# [PROBLEM REQUIREMENTS]
Copy out the records precisely, omitting pictures.

# [DATA LINES]
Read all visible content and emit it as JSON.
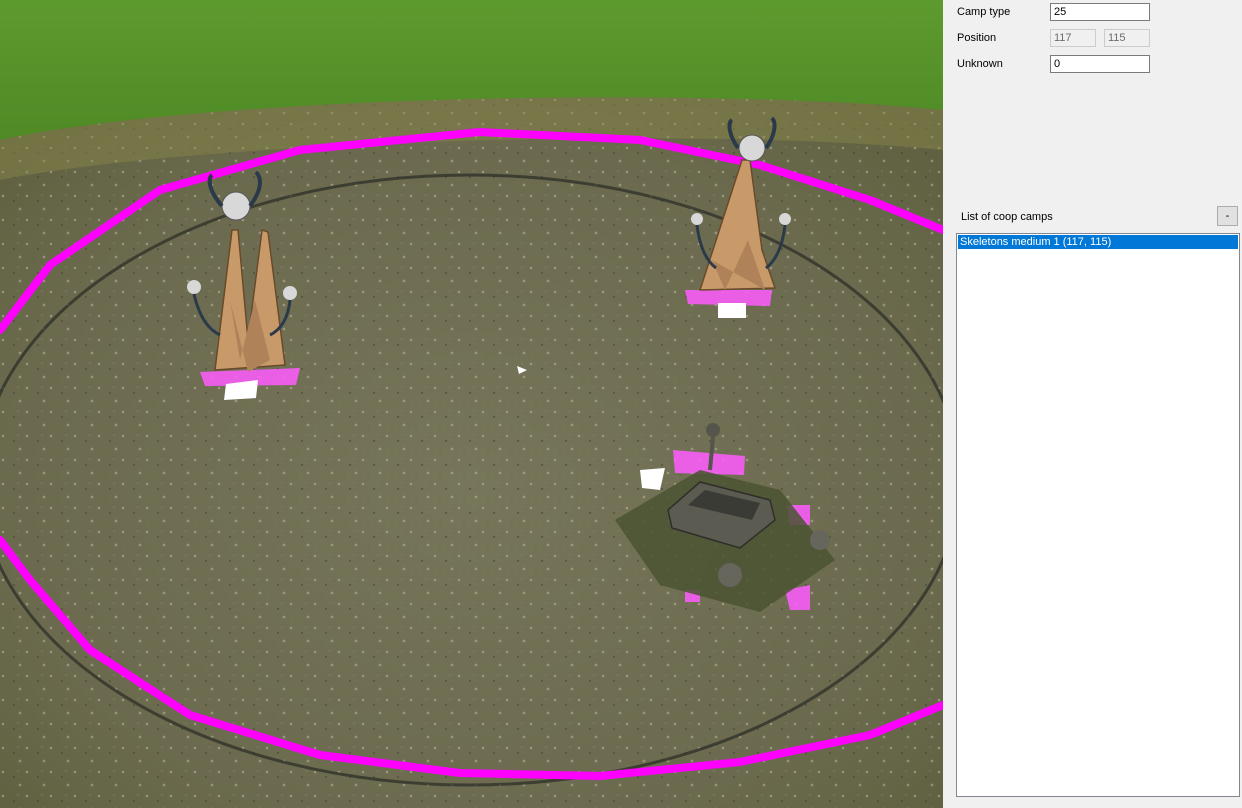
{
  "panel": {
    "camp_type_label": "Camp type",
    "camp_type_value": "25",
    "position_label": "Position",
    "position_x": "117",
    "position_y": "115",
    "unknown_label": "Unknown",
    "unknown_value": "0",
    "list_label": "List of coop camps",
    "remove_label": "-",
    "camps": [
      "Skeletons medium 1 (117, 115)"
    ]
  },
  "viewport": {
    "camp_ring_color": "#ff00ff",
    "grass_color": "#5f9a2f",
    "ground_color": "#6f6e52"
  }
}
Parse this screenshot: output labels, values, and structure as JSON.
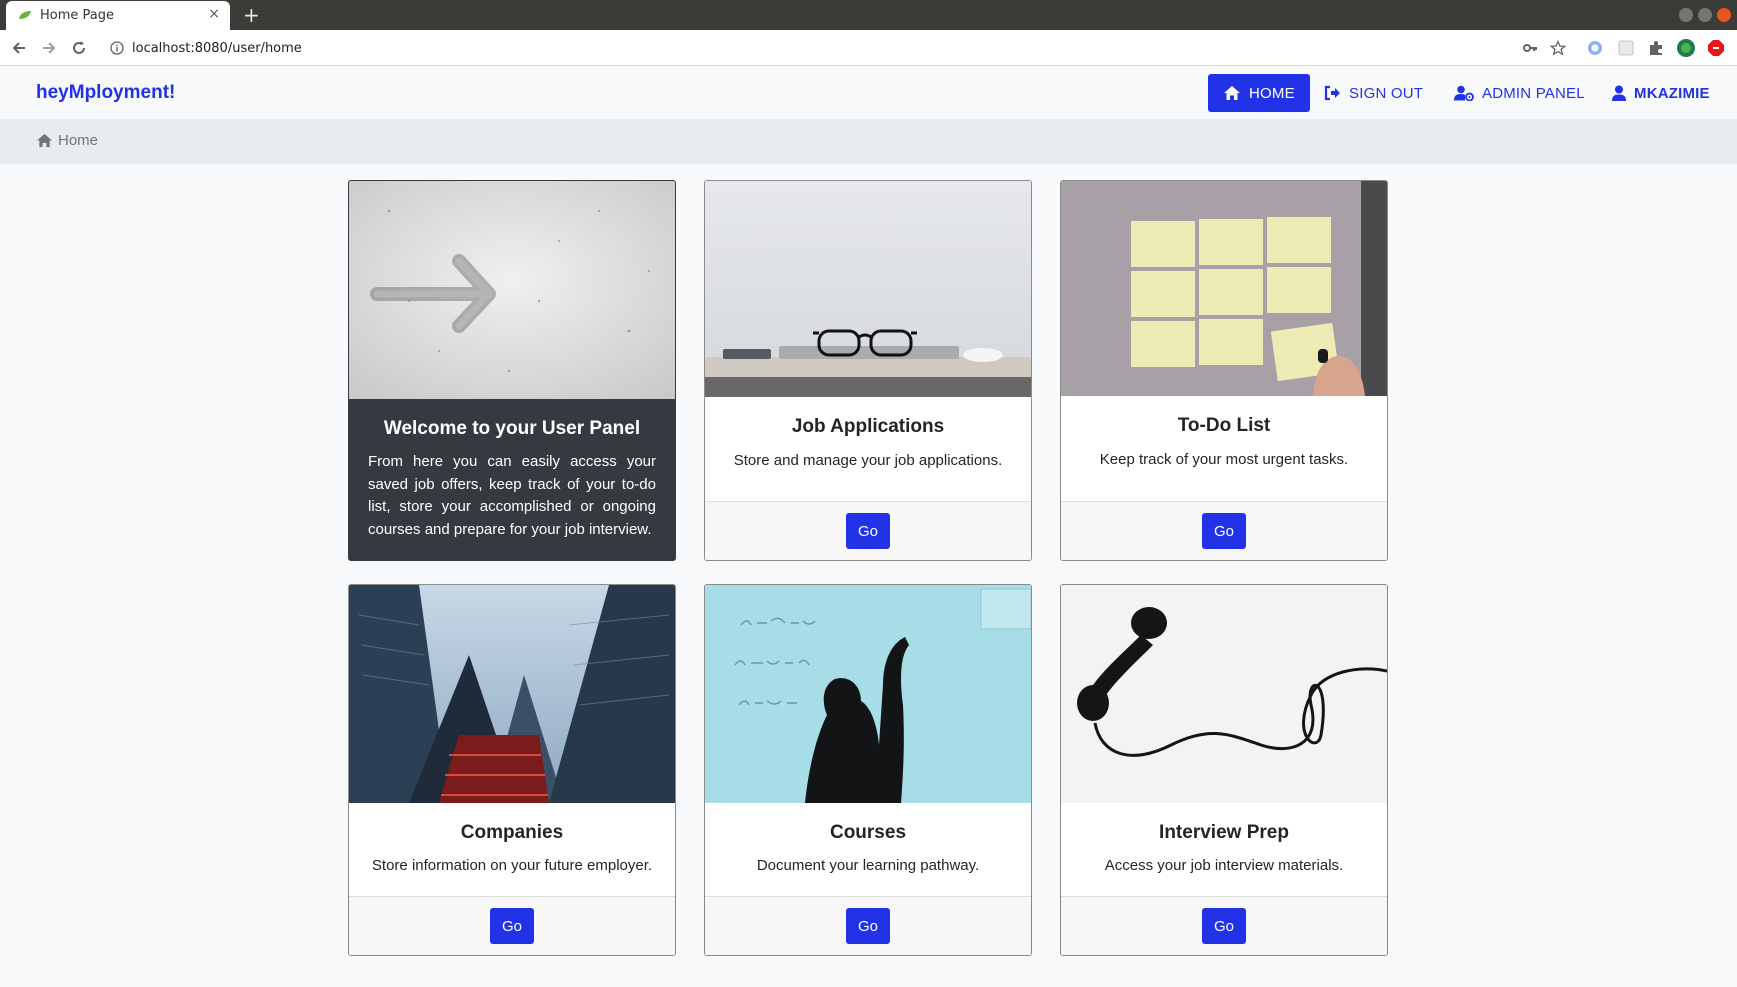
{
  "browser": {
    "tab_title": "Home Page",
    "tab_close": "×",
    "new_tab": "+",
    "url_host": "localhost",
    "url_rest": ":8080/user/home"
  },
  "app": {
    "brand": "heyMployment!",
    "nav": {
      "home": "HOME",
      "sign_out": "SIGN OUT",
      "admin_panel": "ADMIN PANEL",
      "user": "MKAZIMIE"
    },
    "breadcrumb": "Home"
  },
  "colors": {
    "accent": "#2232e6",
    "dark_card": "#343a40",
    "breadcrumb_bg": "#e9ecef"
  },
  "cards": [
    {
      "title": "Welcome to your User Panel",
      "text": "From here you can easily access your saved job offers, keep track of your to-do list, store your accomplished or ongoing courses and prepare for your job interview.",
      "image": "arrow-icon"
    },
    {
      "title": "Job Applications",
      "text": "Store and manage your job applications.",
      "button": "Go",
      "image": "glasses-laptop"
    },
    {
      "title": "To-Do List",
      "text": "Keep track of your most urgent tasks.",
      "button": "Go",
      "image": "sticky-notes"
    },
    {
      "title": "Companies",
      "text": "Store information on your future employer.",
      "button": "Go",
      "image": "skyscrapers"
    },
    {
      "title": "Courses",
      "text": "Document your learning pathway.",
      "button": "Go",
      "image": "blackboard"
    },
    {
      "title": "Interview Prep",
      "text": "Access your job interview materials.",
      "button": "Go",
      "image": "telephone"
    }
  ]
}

# [FINAL ANSWER]
Read all visible content and emit it as JSON.
{
  "panel": {
    "camp_type_label": "Camp type",
    "camp_type_value": "25",
    "position_label": "Position",
    "position_x": "117",
    "position_y": "115",
    "unknown_label": "Unknown",
    "unknown_value": "0",
    "list_label": "List of coop camps",
    "remove_label": "-",
    "camps": [
      "Skeletons medium 1 (117, 115)"
    ]
  },
  "viewport": {
    "camp_ring_color": "#ff00ff",
    "grass_color": "#5f9a2f",
    "ground_color": "#6f6e52"
  }
}
Parse this screenshot: output labels, values, and structure as JSON.
{
  "browser": {
    "tab_title": "Home Page",
    "tab_close": "×",
    "new_tab": "+",
    "url_host": "localhost",
    "url_rest": ":8080/user/home"
  },
  "app": {
    "brand": "heyMployment!",
    "nav": {
      "home": "HOME",
      "sign_out": "SIGN OUT",
      "admin_panel": "ADMIN PANEL",
      "user": "MKAZIMIE"
    },
    "breadcrumb": "Home"
  },
  "colors": {
    "accent": "#2232e6",
    "dark_card": "#343a40",
    "breadcrumb_bg": "#e9ecef"
  },
  "cards": [
    {
      "title": "Welcome to your User Panel",
      "text": "From here you can easily access your saved job offers, keep track of your to-do list, store your accomplished or ongoing courses and prepare for your job interview.",
      "image": "arrow-icon"
    },
    {
      "title": "Job Applications",
      "text": "Store and manage your job applications.",
      "button": "Go",
      "image": "glasses-laptop"
    },
    {
      "title": "To-Do List",
      "text": "Keep track of your most urgent tasks.",
      "button": "Go",
      "image": "sticky-notes"
    },
    {
      "title": "Companies",
      "text": "Store information on your future employer.",
      "button": "Go",
      "image": "skyscrapers"
    },
    {
      "title": "Courses",
      "text": "Document your learning pathway.",
      "button": "Go",
      "image": "blackboard"
    },
    {
      "title": "Interview Prep",
      "text": "Access your job interview materials.",
      "button": "Go",
      "image": "telephone"
    }
  ]
}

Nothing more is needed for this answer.